──────── Data excerpts

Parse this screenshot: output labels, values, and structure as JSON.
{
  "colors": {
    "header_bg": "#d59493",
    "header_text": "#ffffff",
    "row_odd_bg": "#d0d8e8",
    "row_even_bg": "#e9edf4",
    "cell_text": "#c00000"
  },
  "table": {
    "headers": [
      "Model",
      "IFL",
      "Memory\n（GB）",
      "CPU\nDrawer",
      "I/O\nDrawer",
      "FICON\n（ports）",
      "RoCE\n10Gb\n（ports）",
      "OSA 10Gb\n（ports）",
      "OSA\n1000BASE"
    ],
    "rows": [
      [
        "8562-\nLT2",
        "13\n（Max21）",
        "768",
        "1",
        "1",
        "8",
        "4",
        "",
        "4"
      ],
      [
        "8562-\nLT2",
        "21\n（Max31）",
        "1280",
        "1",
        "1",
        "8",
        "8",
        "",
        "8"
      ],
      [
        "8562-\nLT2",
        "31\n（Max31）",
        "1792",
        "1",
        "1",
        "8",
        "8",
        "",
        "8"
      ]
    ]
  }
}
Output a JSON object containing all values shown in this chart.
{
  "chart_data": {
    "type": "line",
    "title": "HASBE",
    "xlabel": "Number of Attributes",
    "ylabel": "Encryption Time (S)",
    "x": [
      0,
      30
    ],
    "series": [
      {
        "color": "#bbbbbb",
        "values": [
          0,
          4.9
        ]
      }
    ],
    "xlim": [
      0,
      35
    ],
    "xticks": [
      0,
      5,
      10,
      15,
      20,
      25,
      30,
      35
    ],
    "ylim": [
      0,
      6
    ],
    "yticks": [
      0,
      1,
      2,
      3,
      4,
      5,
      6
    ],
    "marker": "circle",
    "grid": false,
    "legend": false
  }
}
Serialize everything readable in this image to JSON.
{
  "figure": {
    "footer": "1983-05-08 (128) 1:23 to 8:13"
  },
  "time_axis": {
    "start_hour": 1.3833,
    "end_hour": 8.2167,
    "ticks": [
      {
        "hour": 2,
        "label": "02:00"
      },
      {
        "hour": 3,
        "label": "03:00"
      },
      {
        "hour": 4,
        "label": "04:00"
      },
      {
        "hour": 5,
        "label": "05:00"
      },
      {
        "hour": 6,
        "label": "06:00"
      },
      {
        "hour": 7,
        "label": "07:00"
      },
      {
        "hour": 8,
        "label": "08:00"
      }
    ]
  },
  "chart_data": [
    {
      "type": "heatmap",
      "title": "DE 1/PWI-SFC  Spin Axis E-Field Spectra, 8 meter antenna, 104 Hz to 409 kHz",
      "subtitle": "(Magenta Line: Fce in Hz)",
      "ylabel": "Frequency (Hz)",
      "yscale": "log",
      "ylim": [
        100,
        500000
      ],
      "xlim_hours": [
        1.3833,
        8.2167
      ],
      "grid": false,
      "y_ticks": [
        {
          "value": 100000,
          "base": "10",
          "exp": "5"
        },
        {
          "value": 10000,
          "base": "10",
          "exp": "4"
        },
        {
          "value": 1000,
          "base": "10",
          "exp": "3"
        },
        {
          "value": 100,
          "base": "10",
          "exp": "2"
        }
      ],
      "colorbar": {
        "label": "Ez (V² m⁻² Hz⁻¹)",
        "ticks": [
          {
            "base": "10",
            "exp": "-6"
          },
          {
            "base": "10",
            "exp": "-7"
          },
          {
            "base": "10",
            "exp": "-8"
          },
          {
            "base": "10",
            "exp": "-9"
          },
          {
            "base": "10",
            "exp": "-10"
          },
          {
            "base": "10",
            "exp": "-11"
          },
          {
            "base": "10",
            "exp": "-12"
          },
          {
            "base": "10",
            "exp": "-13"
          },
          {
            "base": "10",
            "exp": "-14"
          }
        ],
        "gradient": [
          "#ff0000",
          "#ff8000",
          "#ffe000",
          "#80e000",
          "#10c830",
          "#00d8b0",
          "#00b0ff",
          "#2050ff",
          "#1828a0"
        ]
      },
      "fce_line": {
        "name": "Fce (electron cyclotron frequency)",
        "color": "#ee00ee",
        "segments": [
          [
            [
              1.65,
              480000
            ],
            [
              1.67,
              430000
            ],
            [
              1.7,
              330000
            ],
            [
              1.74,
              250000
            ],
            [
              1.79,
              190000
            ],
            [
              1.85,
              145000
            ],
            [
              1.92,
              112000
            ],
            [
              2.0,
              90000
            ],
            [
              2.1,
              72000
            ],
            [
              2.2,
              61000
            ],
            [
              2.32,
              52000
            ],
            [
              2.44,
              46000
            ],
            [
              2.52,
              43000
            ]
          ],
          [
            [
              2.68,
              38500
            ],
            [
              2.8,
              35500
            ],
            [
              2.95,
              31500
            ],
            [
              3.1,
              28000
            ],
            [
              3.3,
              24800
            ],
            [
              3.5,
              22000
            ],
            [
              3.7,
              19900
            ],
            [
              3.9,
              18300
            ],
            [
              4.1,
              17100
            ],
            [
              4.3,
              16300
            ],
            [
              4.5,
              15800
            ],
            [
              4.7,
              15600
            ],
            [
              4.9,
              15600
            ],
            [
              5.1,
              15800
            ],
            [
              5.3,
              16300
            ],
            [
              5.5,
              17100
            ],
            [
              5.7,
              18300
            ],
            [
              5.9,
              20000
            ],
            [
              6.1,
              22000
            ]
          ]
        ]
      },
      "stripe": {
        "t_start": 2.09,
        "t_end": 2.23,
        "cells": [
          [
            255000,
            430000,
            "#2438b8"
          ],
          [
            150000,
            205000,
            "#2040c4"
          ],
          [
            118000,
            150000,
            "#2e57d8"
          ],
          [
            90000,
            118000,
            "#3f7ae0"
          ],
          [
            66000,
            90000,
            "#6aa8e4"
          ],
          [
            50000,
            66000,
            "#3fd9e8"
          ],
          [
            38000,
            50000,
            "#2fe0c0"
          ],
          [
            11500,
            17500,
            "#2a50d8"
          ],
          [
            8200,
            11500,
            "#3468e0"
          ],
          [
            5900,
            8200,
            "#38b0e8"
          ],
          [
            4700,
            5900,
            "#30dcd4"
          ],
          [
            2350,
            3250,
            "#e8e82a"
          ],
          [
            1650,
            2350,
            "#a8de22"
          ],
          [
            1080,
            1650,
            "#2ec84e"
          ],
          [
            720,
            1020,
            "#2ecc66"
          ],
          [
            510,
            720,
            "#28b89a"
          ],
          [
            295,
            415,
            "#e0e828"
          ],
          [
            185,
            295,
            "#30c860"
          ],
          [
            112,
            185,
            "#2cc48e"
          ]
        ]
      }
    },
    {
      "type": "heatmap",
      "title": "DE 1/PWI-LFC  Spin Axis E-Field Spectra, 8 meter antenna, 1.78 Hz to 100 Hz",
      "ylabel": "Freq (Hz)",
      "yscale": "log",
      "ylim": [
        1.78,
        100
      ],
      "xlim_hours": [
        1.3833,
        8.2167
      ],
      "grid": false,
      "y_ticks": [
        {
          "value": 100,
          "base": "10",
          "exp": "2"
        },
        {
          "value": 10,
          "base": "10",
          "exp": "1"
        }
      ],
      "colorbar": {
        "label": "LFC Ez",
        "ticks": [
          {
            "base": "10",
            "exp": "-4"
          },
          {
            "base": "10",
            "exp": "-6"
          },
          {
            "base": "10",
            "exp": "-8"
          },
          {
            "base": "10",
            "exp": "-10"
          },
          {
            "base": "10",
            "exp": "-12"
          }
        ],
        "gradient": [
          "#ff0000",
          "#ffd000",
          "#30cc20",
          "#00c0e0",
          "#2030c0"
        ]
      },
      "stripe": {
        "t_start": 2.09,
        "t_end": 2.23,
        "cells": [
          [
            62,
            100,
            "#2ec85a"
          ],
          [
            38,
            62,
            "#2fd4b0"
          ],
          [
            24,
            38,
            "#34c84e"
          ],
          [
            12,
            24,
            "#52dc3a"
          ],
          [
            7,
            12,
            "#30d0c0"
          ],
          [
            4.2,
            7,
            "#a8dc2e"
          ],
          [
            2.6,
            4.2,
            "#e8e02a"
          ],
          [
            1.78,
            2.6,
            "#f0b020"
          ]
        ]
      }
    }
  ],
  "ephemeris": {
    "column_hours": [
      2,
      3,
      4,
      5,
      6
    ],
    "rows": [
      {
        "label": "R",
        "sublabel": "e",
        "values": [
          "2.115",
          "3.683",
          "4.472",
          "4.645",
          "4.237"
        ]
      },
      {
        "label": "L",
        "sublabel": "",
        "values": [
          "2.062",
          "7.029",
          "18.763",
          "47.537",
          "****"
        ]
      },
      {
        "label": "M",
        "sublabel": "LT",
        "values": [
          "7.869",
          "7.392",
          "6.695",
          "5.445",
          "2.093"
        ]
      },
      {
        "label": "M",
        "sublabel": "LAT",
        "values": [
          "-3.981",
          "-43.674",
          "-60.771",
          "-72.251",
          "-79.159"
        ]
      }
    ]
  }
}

────────────────

*What the task requires*: Give nothing but the number of lines containing the string "meter".

*Complete output*: 2